• Do this: Lay out everything from the start of the listing down to the line containing "value-team-corsi-weber: 53% —", inclusive, as a numbered list with blank lines omitted.

─── Task data

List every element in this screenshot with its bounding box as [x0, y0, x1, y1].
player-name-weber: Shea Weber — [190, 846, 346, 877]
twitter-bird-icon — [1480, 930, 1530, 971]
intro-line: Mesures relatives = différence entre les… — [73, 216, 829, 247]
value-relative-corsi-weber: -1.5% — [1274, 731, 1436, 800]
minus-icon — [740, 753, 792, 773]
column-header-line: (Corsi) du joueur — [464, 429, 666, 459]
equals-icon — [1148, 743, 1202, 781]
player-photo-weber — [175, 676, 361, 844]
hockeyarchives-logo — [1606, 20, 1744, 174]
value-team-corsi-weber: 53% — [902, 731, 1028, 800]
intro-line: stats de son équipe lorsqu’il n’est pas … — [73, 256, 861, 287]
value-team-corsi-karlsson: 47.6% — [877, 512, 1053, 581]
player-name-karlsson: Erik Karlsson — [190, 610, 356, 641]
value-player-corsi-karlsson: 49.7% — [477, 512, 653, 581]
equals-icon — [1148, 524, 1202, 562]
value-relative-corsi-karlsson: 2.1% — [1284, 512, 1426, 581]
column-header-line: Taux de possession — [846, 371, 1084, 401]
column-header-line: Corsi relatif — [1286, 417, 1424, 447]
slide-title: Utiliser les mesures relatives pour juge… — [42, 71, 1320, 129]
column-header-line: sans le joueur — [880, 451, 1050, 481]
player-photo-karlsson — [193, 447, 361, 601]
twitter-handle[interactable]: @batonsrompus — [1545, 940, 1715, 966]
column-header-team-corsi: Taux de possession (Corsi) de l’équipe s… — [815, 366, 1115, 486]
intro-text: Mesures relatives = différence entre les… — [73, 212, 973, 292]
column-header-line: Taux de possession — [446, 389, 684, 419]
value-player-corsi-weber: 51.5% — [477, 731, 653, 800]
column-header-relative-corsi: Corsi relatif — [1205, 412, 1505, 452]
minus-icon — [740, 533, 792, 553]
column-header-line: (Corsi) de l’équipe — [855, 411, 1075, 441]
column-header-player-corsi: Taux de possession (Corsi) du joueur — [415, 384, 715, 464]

──────

• Task solution:
1. List every element in this screenshot with its bounding box as [x0, y0, x1, y1].
2. player-name-weber: Shea Weber — [190, 846, 346, 877]
3. twitter-bird-icon — [1480, 930, 1530, 971]
4. intro-line: Mesures relatives = différence entre les… — [73, 216, 829, 247]
5. value-relative-corsi-weber: -1.5% — [1274, 731, 1436, 800]
6. minus-icon — [740, 753, 792, 773]
7. column-header-line: (Corsi) du joueur — [464, 429, 666, 459]
8. equals-icon — [1148, 743, 1202, 781]
9. player-photo-weber — [175, 676, 361, 844]
10. hockeyarchives-logo — [1606, 20, 1744, 174]
11. value-team-corsi-weber: 53% — [902, 731, 1028, 800]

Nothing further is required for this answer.